Stored data entries:
▼

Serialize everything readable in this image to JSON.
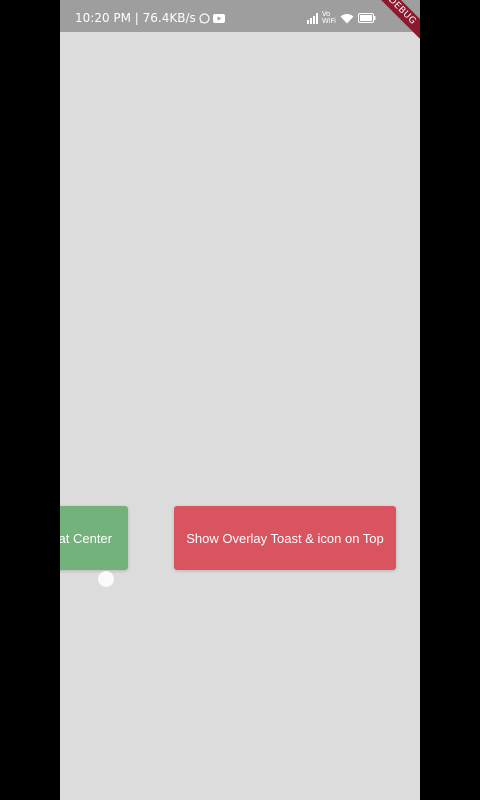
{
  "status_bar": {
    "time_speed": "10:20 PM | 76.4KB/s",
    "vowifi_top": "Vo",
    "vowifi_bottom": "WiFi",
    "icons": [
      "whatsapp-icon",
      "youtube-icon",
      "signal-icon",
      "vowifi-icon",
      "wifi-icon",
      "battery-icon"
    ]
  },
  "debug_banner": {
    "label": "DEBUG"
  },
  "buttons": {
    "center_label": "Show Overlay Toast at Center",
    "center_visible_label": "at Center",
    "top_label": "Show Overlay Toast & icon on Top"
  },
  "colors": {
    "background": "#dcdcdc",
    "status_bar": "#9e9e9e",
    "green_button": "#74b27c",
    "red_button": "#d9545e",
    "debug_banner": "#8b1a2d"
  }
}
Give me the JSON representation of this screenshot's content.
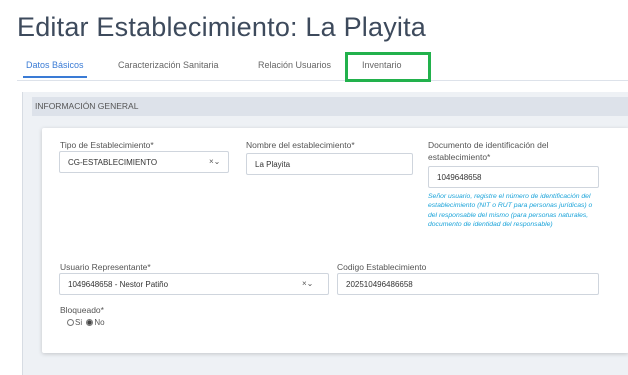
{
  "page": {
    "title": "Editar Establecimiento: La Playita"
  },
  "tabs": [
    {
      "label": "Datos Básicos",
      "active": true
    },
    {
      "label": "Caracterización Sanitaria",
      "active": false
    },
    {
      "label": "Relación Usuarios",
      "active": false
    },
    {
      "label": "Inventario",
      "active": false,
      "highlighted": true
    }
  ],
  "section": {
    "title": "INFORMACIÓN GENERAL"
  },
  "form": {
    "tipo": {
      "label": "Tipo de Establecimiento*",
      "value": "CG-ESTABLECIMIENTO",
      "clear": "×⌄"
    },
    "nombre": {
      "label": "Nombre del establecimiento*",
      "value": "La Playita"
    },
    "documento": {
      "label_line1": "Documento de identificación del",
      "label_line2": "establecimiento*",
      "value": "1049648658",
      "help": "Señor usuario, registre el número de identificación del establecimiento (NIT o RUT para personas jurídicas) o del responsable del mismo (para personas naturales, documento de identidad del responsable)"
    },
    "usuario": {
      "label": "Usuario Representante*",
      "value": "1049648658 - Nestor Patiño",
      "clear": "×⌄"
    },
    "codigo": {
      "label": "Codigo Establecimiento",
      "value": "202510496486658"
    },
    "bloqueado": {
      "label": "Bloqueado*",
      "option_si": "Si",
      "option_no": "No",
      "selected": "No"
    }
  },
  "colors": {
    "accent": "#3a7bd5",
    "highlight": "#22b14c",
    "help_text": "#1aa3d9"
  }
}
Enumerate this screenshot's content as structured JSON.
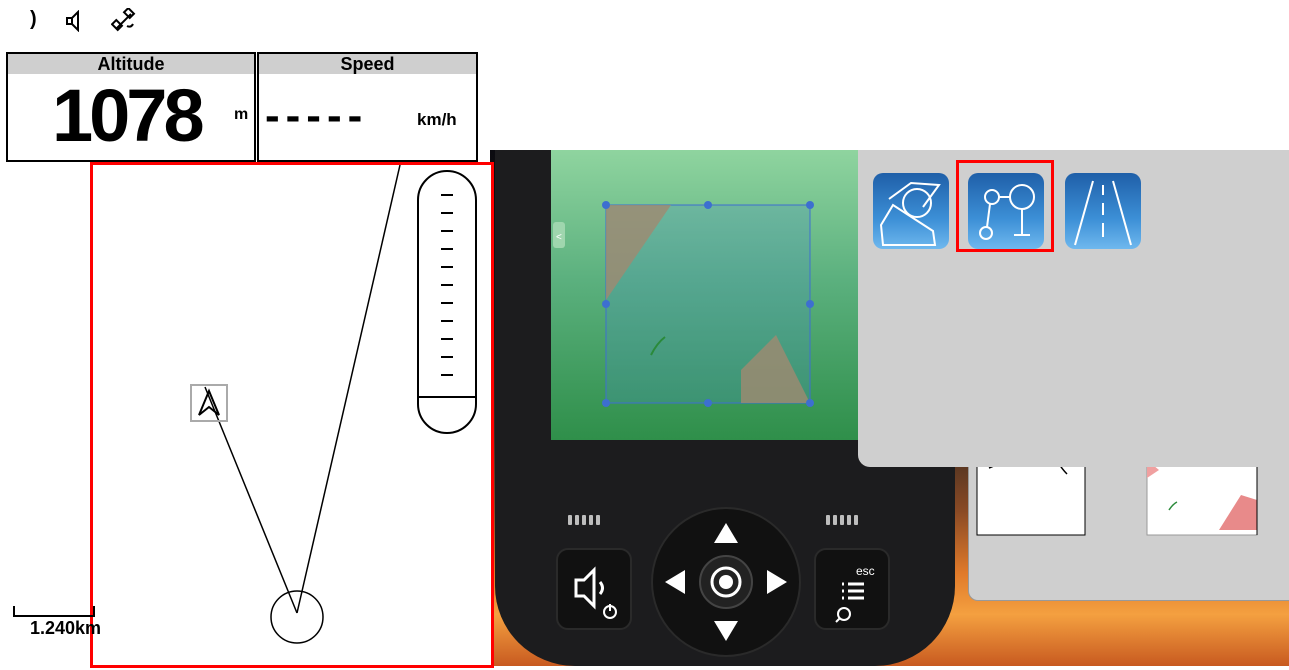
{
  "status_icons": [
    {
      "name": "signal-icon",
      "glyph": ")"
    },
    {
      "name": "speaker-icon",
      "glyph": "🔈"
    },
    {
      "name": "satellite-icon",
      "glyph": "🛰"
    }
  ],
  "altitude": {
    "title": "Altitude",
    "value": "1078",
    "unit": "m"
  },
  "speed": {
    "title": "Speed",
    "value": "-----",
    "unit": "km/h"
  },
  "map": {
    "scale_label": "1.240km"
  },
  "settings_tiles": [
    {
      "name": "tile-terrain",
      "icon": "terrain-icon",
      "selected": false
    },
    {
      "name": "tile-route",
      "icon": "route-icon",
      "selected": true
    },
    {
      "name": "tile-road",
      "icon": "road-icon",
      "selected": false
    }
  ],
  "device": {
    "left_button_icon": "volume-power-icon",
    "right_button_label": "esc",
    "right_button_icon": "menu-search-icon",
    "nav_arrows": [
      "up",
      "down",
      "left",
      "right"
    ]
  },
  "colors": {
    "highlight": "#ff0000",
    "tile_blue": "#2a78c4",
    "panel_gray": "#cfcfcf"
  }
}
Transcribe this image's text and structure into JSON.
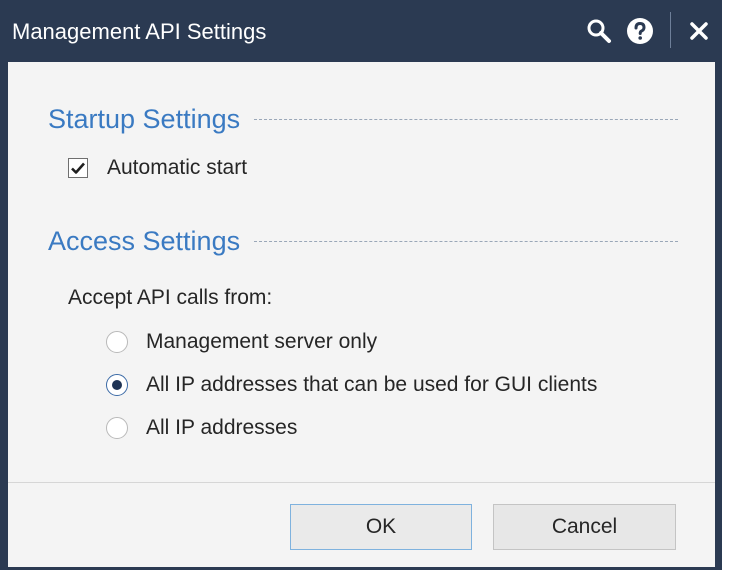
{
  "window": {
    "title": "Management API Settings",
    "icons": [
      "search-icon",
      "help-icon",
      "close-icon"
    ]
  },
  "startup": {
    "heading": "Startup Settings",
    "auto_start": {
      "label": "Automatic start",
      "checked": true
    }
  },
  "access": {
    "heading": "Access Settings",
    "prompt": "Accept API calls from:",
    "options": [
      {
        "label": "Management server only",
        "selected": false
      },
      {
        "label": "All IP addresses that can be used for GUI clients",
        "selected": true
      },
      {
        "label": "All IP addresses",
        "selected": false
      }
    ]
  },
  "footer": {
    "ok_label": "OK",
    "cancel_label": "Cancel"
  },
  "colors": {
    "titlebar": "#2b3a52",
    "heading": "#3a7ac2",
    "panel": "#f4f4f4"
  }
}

▲
▼

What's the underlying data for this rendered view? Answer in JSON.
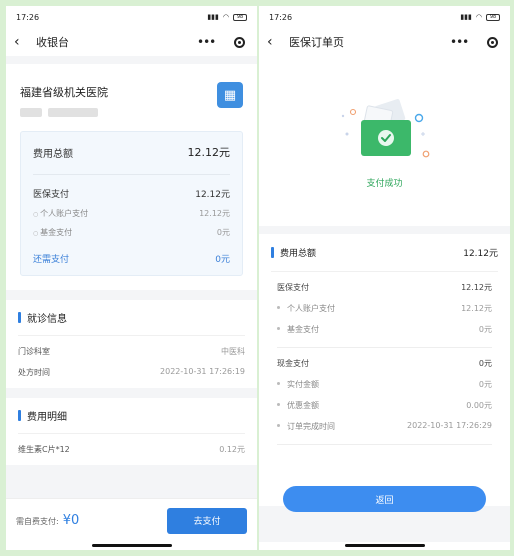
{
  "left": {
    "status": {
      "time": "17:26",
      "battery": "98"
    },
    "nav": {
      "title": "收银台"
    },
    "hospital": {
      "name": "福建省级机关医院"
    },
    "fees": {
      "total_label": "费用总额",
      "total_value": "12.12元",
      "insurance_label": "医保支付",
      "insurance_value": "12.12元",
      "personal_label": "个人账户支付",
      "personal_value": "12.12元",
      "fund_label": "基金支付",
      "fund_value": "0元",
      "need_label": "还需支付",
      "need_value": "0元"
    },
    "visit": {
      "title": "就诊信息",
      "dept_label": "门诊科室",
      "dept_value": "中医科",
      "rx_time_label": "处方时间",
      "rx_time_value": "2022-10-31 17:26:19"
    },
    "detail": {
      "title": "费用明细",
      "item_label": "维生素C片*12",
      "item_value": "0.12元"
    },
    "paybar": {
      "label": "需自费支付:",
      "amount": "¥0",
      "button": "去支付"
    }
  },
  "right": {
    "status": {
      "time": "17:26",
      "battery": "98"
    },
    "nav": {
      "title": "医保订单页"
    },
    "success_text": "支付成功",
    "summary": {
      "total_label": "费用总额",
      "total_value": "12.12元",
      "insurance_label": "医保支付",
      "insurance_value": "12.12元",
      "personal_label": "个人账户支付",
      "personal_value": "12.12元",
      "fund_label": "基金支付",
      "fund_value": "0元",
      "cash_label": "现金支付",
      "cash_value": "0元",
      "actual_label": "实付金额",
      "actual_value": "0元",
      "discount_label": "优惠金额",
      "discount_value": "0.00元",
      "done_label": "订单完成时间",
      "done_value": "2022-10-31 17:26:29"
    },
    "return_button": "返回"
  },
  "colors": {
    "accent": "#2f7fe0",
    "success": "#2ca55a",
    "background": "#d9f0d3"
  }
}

▲

> **Task**
Look over the material above and show each line where "true" appears.

> **Written solution**
      "active": true
      "highlighted": true
      "selected": true
      "checked": true
        "selected": true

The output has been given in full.